*Instructions to follow*. Repeat all the records exactly, omitting pictures.

*Entries provided*.
- - - - - - -
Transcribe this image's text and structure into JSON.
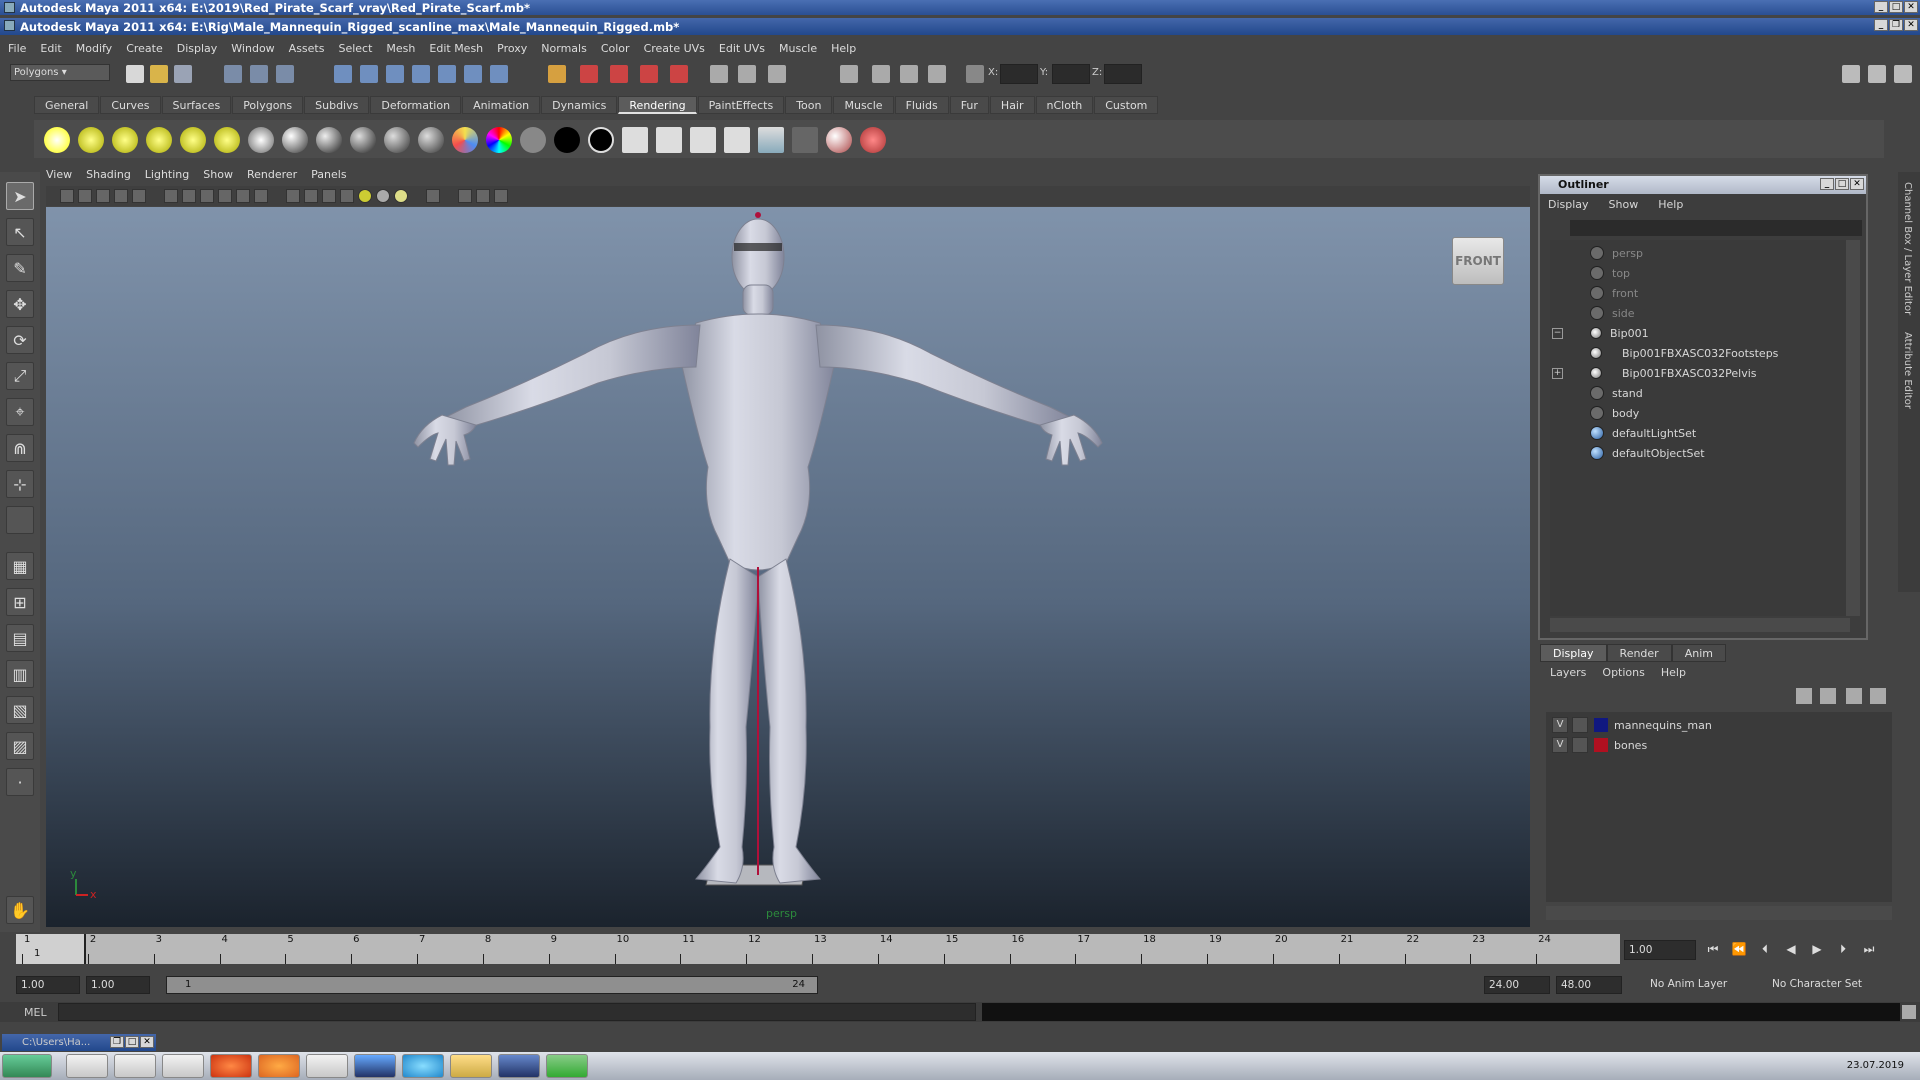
{
  "window": {
    "outer_title": "Autodesk Maya 2011 x64: E:\\2019\\Red_Pirate_Scarf_vray\\Red_Pirate_Scarf.mb*",
    "inner_title": "Autodesk Maya 2011 x64: E:\\Rig\\Male_Mannequin_Rigged_scanline_max\\Male_Mannequin_Rigged.mb*"
  },
  "menubar": [
    "File",
    "Edit",
    "Modify",
    "Create",
    "Display",
    "Window",
    "Assets",
    "Select",
    "Mesh",
    "Edit Mesh",
    "Proxy",
    "Normals",
    "Color",
    "Create UVs",
    "Edit UVs",
    "Muscle",
    "Help"
  ],
  "statusline": {
    "mode": "Polygons",
    "x_label": "X:",
    "y_label": "Y:",
    "z_label": "Z:"
  },
  "shelf": {
    "tabs": [
      "General",
      "Curves",
      "Surfaces",
      "Polygons",
      "Subdivs",
      "Deformation",
      "Animation",
      "Dynamics",
      "Rendering",
      "PaintEffects",
      "Toon",
      "Muscle",
      "Fluids",
      "Fur",
      "Hair",
      "nCloth",
      "Custom"
    ],
    "active_tab": "Rendering"
  },
  "viewport": {
    "menus": [
      "View",
      "Shading",
      "Lighting",
      "Show",
      "Renderer",
      "Panels"
    ],
    "viewcube_label": "FRONT",
    "camera_label": "persp",
    "axis_y": "y",
    "axis_x": "x"
  },
  "outliner": {
    "title": "Outliner",
    "menus": [
      "Display",
      "Show",
      "Help"
    ],
    "items": [
      {
        "label": "persp",
        "dim": true
      },
      {
        "label": "top",
        "dim": true
      },
      {
        "label": "front",
        "dim": true
      },
      {
        "label": "side",
        "dim": true
      },
      {
        "label": "Bip001"
      },
      {
        "label": "Bip001FBXASC032Footsteps"
      },
      {
        "label": "Bip001FBXASC032Pelvis"
      },
      {
        "label": "stand"
      },
      {
        "label": "body"
      },
      {
        "label": "defaultLightSet"
      },
      {
        "label": "defaultObjectSet"
      }
    ]
  },
  "side_tabs": [
    "Channel Box / Layer Editor",
    "Attribute Editor"
  ],
  "layer_editor": {
    "tabs": [
      "Display",
      "Render",
      "Anim"
    ],
    "active_tab": "Display",
    "menus": [
      "Layers",
      "Options",
      "Help"
    ],
    "layers": [
      {
        "visible": "V",
        "name": "mannequins_man",
        "color": "#101880"
      },
      {
        "visible": "V",
        "name": "bones",
        "color": "#b01020"
      }
    ]
  },
  "timeline": {
    "ticks": [
      "1",
      "2",
      "3",
      "4",
      "5",
      "6",
      "7",
      "8",
      "9",
      "10",
      "11",
      "12",
      "13",
      "14",
      "15",
      "16",
      "17",
      "18",
      "19",
      "20",
      "21",
      "22",
      "23",
      "24"
    ],
    "current_frame": "1",
    "current_time_field": "1.00"
  },
  "range": {
    "start_time": "1.00",
    "playback_start": "1.00",
    "slider_start": "1",
    "slider_end": "24",
    "playback_end": "24.00",
    "end_time": "48.00",
    "anim_layer": "No Anim Layer",
    "character_set": "No Character Set"
  },
  "command": {
    "label": "MEL"
  },
  "minimized_window": {
    "label": "C:\\Users\\Ha..."
  },
  "taskbar": {
    "date": "23.07.2019"
  }
}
- - - - - - -
*Full response*.
Transcribe this image's text and structure into JSON.
{
  "window": {
    "outer_title": "Autodesk Maya 2011 x64: E:\\2019\\Red_Pirate_Scarf_vray\\Red_Pirate_Scarf.mb*",
    "inner_title": "Autodesk Maya 2011 x64: E:\\Rig\\Male_Mannequin_Rigged_scanline_max\\Male_Mannequin_Rigged.mb*"
  },
  "menubar": [
    "File",
    "Edit",
    "Modify",
    "Create",
    "Display",
    "Window",
    "Assets",
    "Select",
    "Mesh",
    "Edit Mesh",
    "Proxy",
    "Normals",
    "Color",
    "Create UVs",
    "Edit UVs",
    "Muscle",
    "Help"
  ],
  "statusline": {
    "mode": "Polygons",
    "x_label": "X:",
    "y_label": "Y:",
    "z_label": "Z:"
  },
  "shelf": {
    "tabs": [
      "General",
      "Curves",
      "Surfaces",
      "Polygons",
      "Subdivs",
      "Deformation",
      "Animation",
      "Dynamics",
      "Rendering",
      "PaintEffects",
      "Toon",
      "Muscle",
      "Fluids",
      "Fur",
      "Hair",
      "nCloth",
      "Custom"
    ],
    "active_tab": "Rendering"
  },
  "viewport": {
    "menus": [
      "View",
      "Shading",
      "Lighting",
      "Show",
      "Renderer",
      "Panels"
    ],
    "viewcube_label": "FRONT",
    "camera_label": "persp",
    "axis_y": "y",
    "axis_x": "x"
  },
  "outliner": {
    "title": "Outliner",
    "menus": [
      "Display",
      "Show",
      "Help"
    ],
    "items": [
      {
        "label": "persp",
        "dim": true
      },
      {
        "label": "top",
        "dim": true
      },
      {
        "label": "front",
        "dim": true
      },
      {
        "label": "side",
        "dim": true
      },
      {
        "label": "Bip001"
      },
      {
        "label": "Bip001FBXASC032Footsteps"
      },
      {
        "label": "Bip001FBXASC032Pelvis"
      },
      {
        "label": "stand"
      },
      {
        "label": "body"
      },
      {
        "label": "defaultLightSet"
      },
      {
        "label": "defaultObjectSet"
      }
    ]
  },
  "side_tabs": [
    "Channel Box / Layer Editor",
    "Attribute Editor"
  ],
  "layer_editor": {
    "tabs": [
      "Display",
      "Render",
      "Anim"
    ],
    "active_tab": "Display",
    "menus": [
      "Layers",
      "Options",
      "Help"
    ],
    "layers": [
      {
        "visible": "V",
        "name": "mannequins_man",
        "color": "#101880"
      },
      {
        "visible": "V",
        "name": "bones",
        "color": "#b01020"
      }
    ]
  },
  "timeline": {
    "ticks": [
      "1",
      "2",
      "3",
      "4",
      "5",
      "6",
      "7",
      "8",
      "9",
      "10",
      "11",
      "12",
      "13",
      "14",
      "15",
      "16",
      "17",
      "18",
      "19",
      "20",
      "21",
      "22",
      "23",
      "24"
    ],
    "current_frame": "1",
    "current_time_field": "1.00"
  },
  "range": {
    "start_time": "1.00",
    "playback_start": "1.00",
    "slider_start": "1",
    "slider_end": "24",
    "playback_end": "24.00",
    "end_time": "48.00",
    "anim_layer": "No Anim Layer",
    "character_set": "No Character Set"
  },
  "command": {
    "label": "MEL"
  },
  "minimized_window": {
    "label": "C:\\Users\\Ha..."
  },
  "taskbar": {
    "date": "23.07.2019"
  }
}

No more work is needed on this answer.